__Given problem__: Check every line for the word "монтирана" and state how many lines have it. Reply with the number alone.
· · · · · · ·
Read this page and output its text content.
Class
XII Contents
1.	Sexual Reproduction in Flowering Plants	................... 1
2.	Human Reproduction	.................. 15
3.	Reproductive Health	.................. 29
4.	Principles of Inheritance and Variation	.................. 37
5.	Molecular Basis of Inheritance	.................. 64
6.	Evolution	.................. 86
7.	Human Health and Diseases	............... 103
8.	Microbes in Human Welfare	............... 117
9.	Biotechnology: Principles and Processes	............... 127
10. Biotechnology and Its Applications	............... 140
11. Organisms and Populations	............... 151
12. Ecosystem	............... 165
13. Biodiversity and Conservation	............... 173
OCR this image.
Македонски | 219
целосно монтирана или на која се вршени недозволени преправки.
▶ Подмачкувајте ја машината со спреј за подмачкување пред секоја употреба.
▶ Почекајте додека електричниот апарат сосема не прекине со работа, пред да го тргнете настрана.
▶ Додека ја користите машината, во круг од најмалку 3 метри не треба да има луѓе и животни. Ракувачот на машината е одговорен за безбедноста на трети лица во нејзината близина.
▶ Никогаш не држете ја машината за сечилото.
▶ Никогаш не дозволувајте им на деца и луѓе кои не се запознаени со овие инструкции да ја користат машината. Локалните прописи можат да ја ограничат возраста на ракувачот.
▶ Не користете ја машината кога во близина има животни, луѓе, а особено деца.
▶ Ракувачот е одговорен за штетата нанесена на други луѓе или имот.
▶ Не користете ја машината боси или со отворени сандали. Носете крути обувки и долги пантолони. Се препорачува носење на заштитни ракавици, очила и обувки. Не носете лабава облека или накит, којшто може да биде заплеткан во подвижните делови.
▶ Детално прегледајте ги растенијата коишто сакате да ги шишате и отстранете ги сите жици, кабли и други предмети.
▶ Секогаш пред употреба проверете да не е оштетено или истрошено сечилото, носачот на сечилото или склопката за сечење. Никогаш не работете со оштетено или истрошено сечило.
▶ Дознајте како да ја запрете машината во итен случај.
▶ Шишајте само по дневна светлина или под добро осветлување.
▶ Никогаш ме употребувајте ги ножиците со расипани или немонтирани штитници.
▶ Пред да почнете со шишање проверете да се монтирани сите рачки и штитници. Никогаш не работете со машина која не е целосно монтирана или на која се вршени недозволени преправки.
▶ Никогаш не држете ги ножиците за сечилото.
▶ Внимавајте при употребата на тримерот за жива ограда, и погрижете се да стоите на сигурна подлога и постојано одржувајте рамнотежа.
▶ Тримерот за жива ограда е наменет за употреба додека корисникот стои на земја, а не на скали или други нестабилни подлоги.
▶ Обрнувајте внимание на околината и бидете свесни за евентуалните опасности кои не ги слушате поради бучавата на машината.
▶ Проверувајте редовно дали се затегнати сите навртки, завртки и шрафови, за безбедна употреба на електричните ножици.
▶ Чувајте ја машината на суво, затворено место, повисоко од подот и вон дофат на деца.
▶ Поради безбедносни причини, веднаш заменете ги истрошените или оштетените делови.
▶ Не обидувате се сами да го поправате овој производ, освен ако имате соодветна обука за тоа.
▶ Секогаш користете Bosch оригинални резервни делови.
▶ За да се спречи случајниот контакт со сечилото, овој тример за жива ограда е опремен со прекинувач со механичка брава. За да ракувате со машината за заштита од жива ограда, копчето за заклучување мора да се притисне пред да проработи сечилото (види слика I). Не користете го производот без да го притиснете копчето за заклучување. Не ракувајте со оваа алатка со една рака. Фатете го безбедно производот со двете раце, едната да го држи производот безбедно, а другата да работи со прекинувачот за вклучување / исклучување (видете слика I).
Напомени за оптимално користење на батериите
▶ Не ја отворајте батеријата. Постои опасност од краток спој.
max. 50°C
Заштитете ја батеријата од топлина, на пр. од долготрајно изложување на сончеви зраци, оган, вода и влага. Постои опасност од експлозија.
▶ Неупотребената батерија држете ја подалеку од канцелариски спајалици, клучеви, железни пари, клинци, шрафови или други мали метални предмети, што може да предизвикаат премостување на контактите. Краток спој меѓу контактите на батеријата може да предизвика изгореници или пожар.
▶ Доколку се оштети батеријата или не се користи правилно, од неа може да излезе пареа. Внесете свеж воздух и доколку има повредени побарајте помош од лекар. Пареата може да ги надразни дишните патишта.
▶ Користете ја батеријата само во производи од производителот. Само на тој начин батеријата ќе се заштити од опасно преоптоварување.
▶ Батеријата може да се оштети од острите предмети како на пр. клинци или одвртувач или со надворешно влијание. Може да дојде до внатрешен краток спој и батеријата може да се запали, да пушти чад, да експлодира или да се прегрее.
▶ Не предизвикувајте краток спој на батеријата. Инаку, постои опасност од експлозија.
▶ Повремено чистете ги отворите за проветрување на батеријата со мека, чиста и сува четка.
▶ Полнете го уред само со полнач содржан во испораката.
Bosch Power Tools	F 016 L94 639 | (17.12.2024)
· · · · · · ·
__Full output__: 2